**SUPPLIED DATA**.
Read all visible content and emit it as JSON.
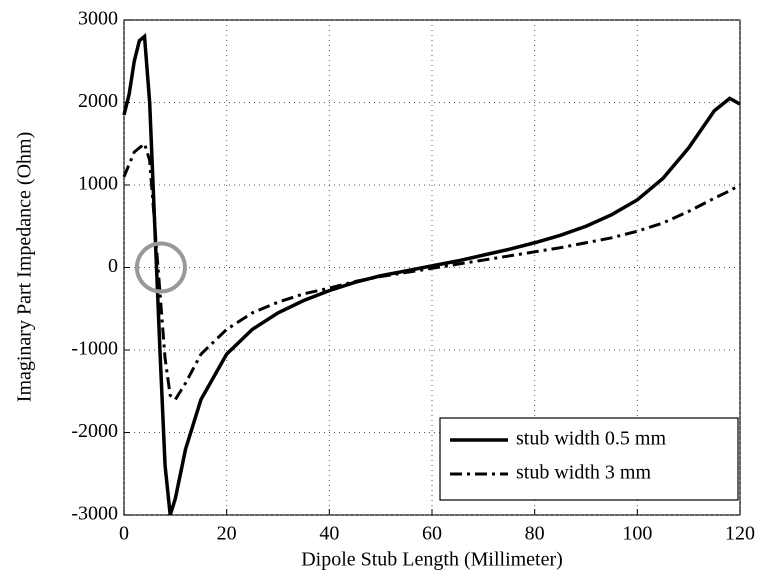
{
  "chart_data": {
    "type": "line",
    "x_label": "Dipole Stub Length (Millimeter)",
    "y_label": "Imaginary Part Impedance (Ohm)",
    "x": [
      0,
      1,
      2,
      3,
      4,
      5,
      6,
      7,
      8,
      9,
      10,
      12,
      15,
      20,
      25,
      30,
      35,
      40,
      45,
      50,
      55,
      60,
      65,
      70,
      75,
      80,
      85,
      90,
      95,
      100,
      105,
      110,
      115,
      118,
      120
    ],
    "series": [
      {
        "name": "stub width 0.5 mm",
        "color": "#000000",
        "style": "solid",
        "values": [
          1850,
          2100,
          2500,
          2750,
          2800,
          2000,
          500,
          -1000,
          -2400,
          -3000,
          -2800,
          -2200,
          -1600,
          -1050,
          -750,
          -550,
          -400,
          -280,
          -180,
          -100,
          -40,
          20,
          80,
          150,
          220,
          300,
          390,
          500,
          640,
          820,
          1080,
          1450,
          1900,
          2050,
          1980
        ]
      },
      {
        "name": "stub width 3 mm",
        "color": "#000000",
        "style": "dash-dot",
        "values": [
          1100,
          1250,
          1400,
          1450,
          1500,
          1300,
          500,
          -300,
          -1100,
          -1550,
          -1600,
          -1400,
          -1050,
          -750,
          -550,
          -420,
          -320,
          -250,
          -170,
          -110,
          -60,
          -10,
          40,
          90,
          140,
          190,
          240,
          300,
          360,
          440,
          540,
          680,
          840,
          930,
          1000
        ]
      }
    ],
    "xlim": [
      0,
      120
    ],
    "xticks": [
      0,
      20,
      40,
      60,
      80,
      100,
      120
    ],
    "ylim": [
      -3000,
      3000
    ],
    "yticks": [
      -3000,
      -2000,
      -1000,
      0,
      1000,
      2000,
      3000
    ],
    "grid": true,
    "legend": "lower-right"
  }
}
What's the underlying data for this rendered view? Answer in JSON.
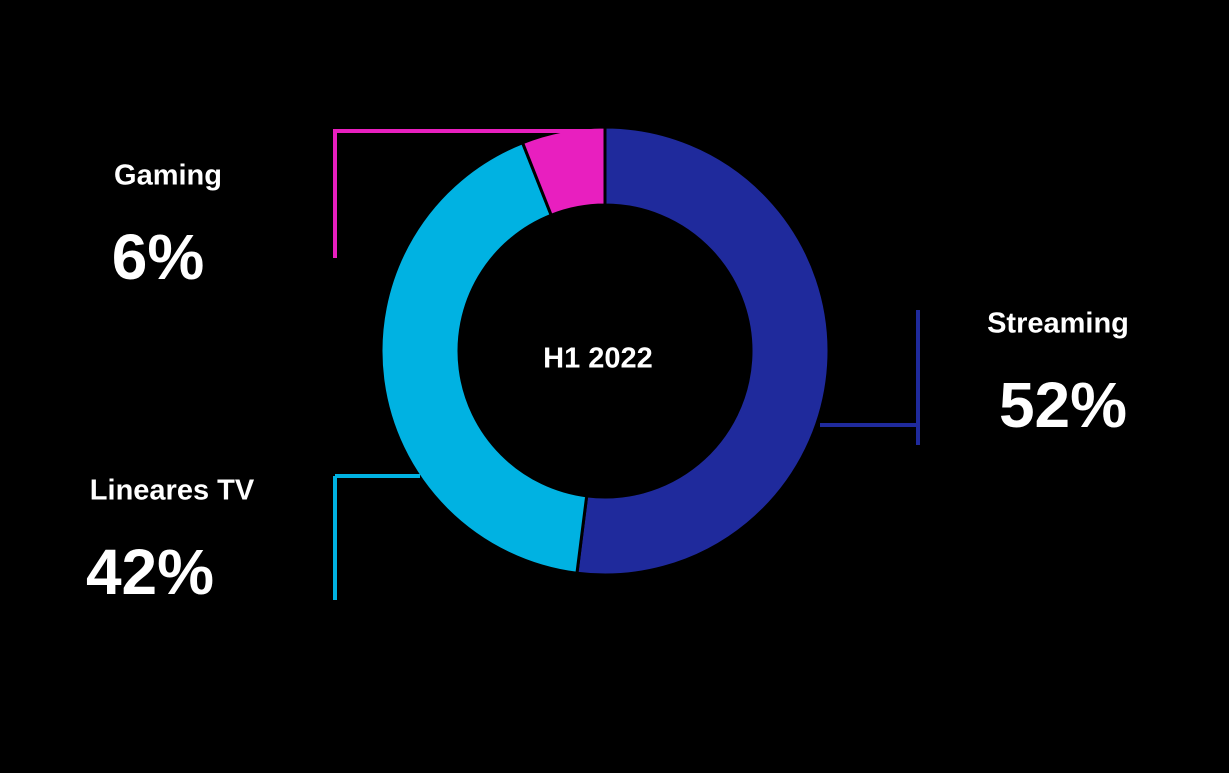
{
  "chart_data": {
    "type": "donut",
    "center_label": "H1 2022",
    "categories": [
      "Streaming",
      "Lineares TV",
      "Gaming"
    ],
    "values": [
      52,
      42,
      6
    ],
    "value_labels": [
      "52%",
      "42%",
      "6%"
    ],
    "colors": [
      "#1f2a9c",
      "#00b2e2",
      "#e81fbf"
    ]
  }
}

**CHALLENGE**.
Repeat the material above in full and exactly, apart from the pictures.

**OUTPUT**.
Read all visible content and emit it as JSON.
{
  "chart_data": {
    "type": "line",
    "x_label": "Dipole Stub Length (Millimeter)",
    "y_label": "Imaginary Part Impedance (Ohm)",
    "x": [
      0,
      1,
      2,
      3,
      4,
      5,
      6,
      7,
      8,
      9,
      10,
      12,
      15,
      20,
      25,
      30,
      35,
      40,
      45,
      50,
      55,
      60,
      65,
      70,
      75,
      80,
      85,
      90,
      95,
      100,
      105,
      110,
      115,
      118,
      120
    ],
    "series": [
      {
        "name": "stub width 0.5 mm",
        "color": "#000000",
        "style": "solid",
        "values": [
          1850,
          2100,
          2500,
          2750,
          2800,
          2000,
          500,
          -1000,
          -2400,
          -3000,
          -2800,
          -2200,
          -1600,
          -1050,
          -750,
          -550,
          -400,
          -280,
          -180,
          -100,
          -40,
          20,
          80,
          150,
          220,
          300,
          390,
          500,
          640,
          820,
          1080,
          1450,
          1900,
          2050,
          1980
        ]
      },
      {
        "name": "stub width 3 mm",
        "color": "#000000",
        "style": "dash-dot",
        "values": [
          1100,
          1250,
          1400,
          1450,
          1500,
          1300,
          500,
          -300,
          -1100,
          -1550,
          -1600,
          -1400,
          -1050,
          -750,
          -550,
          -420,
          -320,
          -250,
          -170,
          -110,
          -60,
          -10,
          40,
          90,
          140,
          190,
          240,
          300,
          360,
          440,
          540,
          680,
          840,
          930,
          1000
        ]
      }
    ],
    "xlim": [
      0,
      120
    ],
    "xticks": [
      0,
      20,
      40,
      60,
      80,
      100,
      120
    ],
    "ylim": [
      -3000,
      3000
    ],
    "yticks": [
      -3000,
      -2000,
      -1000,
      0,
      1000,
      2000,
      3000
    ],
    "grid": true,
    "legend": "lower-right"
  }
}
What's the underlying data for this rendered view? Answer in JSON.
{
  "chart_data": {
    "type": "donut",
    "center_label": "H1 2022",
    "categories": [
      "Streaming",
      "Lineares TV",
      "Gaming"
    ],
    "values": [
      52,
      42,
      6
    ],
    "value_labels": [
      "52%",
      "42%",
      "6%"
    ],
    "colors": [
      "#1f2a9c",
      "#00b2e2",
      "#e81fbf"
    ]
  }
}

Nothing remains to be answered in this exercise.